Seitentext
# Playlist fürs Zocken



## tonygt (29. Februar 2012)

So für alle Procxy mächtigen, möchte ich hier mal meine Playlists Stronk 2.0 vorstellen.. Kurz wofür die Playlists ist und warum ich sie hier poste. Also die Playlists ist für mich und auch gerne für andere, dazu gedacht eine ausgeglichene Musik beim Zocken zu haben, nach bester Möglichkeit mit Musik die einen nicht auf die nerven geht und das eigene Gameplay vor allem in Action/PvP Games verbessert. 
Ich bin jetzt schon seit einigen Tagen dran mir andere Playlists, Bands, etc. anzuhören um passenden Lieder zu finden. Denn ein Problem einer Playlist beim Zocken ist, dass man manchmal nicht hinhört und das ganze nur nebenbei duddelt und dann auf einmal in den Mittelpunkt der eigenen Aufmerksamtkeit kommt, dafür ist es mir wichtig einen passenden Musik mix zu haben, der mich im richtigen Moment entspannt, anspornt aber auch nicht ablenkt, von wegen das öfter mal scheiss Lieder kommt, dass mir nicht gefällt weswegen ich das Game verlassen muss um vorzuspulen.

Datensätze
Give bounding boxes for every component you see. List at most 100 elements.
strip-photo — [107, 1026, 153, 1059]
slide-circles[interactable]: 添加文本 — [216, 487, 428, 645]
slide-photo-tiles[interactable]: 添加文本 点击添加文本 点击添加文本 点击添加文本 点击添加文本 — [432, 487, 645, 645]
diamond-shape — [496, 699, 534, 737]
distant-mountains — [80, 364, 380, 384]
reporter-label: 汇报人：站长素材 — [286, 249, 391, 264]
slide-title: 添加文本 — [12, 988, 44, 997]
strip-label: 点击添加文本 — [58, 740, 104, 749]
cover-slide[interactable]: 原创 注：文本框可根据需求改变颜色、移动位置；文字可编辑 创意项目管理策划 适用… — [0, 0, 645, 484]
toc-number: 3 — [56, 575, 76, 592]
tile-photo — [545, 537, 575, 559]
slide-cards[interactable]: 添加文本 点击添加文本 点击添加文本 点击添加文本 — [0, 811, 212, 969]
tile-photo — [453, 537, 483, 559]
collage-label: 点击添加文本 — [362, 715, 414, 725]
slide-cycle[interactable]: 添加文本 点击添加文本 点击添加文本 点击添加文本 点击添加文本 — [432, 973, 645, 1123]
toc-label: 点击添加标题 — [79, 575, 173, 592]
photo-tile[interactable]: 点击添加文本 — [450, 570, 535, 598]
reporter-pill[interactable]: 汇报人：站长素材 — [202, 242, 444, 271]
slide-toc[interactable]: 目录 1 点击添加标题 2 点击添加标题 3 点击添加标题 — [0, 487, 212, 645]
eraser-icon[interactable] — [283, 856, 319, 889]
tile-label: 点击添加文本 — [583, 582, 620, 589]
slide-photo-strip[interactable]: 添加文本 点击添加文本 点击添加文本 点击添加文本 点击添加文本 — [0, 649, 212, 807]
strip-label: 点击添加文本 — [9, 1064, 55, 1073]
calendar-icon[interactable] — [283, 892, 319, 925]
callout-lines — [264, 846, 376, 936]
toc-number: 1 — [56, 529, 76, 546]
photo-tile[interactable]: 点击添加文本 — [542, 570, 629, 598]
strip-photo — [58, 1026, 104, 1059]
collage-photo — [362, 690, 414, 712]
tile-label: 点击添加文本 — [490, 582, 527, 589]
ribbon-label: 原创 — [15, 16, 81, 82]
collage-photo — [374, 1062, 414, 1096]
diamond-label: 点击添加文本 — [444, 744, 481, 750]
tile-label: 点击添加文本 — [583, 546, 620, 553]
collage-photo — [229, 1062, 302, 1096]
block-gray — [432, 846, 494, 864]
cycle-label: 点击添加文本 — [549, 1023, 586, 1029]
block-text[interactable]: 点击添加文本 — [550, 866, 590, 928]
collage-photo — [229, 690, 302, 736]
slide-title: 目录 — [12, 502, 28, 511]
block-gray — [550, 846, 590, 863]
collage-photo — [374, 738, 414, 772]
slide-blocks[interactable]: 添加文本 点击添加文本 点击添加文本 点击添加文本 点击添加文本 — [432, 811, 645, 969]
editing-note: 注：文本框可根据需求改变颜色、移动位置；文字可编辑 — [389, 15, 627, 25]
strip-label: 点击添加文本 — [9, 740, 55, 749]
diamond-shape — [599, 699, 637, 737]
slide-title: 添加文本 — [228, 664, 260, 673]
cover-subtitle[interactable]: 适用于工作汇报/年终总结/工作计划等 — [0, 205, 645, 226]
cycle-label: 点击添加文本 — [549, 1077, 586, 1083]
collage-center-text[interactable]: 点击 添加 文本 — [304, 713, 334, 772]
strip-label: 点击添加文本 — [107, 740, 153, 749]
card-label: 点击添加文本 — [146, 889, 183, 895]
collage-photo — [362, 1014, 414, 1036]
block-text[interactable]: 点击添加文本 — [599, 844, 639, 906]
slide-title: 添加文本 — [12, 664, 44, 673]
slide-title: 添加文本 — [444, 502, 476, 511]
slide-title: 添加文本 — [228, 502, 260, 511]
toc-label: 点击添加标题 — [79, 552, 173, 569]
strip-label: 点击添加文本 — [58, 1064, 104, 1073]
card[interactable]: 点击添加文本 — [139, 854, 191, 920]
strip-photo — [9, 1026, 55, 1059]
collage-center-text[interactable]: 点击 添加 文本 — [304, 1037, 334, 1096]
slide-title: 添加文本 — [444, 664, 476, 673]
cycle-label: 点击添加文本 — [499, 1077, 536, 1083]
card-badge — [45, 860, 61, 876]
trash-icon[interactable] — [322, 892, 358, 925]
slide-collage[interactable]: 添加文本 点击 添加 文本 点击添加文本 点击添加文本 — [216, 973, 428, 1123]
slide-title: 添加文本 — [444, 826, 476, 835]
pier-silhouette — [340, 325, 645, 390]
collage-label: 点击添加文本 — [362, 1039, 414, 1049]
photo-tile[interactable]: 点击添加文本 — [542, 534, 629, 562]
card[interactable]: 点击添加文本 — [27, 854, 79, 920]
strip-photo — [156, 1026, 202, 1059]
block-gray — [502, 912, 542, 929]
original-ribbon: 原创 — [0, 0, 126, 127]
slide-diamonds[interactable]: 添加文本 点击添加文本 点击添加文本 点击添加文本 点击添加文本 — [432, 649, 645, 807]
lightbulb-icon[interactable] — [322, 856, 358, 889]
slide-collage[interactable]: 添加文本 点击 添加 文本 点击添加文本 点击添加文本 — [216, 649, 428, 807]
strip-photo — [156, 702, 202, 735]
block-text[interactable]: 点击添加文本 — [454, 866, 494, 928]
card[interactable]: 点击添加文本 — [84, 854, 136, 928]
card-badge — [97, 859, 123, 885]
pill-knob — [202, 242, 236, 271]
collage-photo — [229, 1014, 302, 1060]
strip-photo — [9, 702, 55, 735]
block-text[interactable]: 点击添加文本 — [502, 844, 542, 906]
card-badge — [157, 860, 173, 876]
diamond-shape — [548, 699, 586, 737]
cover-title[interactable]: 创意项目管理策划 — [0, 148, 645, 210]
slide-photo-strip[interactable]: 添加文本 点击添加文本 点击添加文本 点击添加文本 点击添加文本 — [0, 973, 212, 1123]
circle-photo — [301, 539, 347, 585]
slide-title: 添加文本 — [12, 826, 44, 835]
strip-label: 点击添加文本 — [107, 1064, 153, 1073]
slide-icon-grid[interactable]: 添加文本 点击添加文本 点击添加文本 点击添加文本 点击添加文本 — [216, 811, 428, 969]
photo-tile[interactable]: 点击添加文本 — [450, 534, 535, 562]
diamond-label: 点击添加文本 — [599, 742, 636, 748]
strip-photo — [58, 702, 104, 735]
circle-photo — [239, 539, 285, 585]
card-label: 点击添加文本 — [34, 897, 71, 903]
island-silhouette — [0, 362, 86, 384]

Aufgaben
a - Wie heißt die Playlist, die im Forenbeitrag über Musik beim Zocken vorgestellt wird?
b - Aktualisiere die Datensätze vom Anfang bis einschließlich der Zeile mit "toc-number: 3 — [56, 575, 76, 592]", indem du "distant-mountains" durch "distant-hills" ersetzt, und gib nur diese Zeilen aus.

Lösungen
a - Stronk 2.0

b -
Give bounding boxes for every component you see. List at most 100 elements.
strip-photo — [107, 1026, 153, 1059]
slide-circles[interactable]: 添加文本 — [216, 487, 428, 645]
slide-photo-tiles[interactable]: 添加文本 点击添加文本 点击添加文本 点击添加文本 点击添加文本 — [432, 487, 645, 645]
diamond-shape — [496, 699, 534, 737]
distant-hills — [80, 364, 380, 384]
reporter-label: 汇报人：站长素材 — [286, 249, 391, 264]
slide-title: 添加文本 — [12, 988, 44, 997]
strip-label: 点击添加文本 — [58, 740, 104, 749]
cover-slide[interactable]: 原创 注：文本框可根据需求改变颜色、移动位置；文字可编辑 创意项目管理策划 适用… — [0, 0, 645, 484]
toc-number: 3 — [56, 575, 76, 592]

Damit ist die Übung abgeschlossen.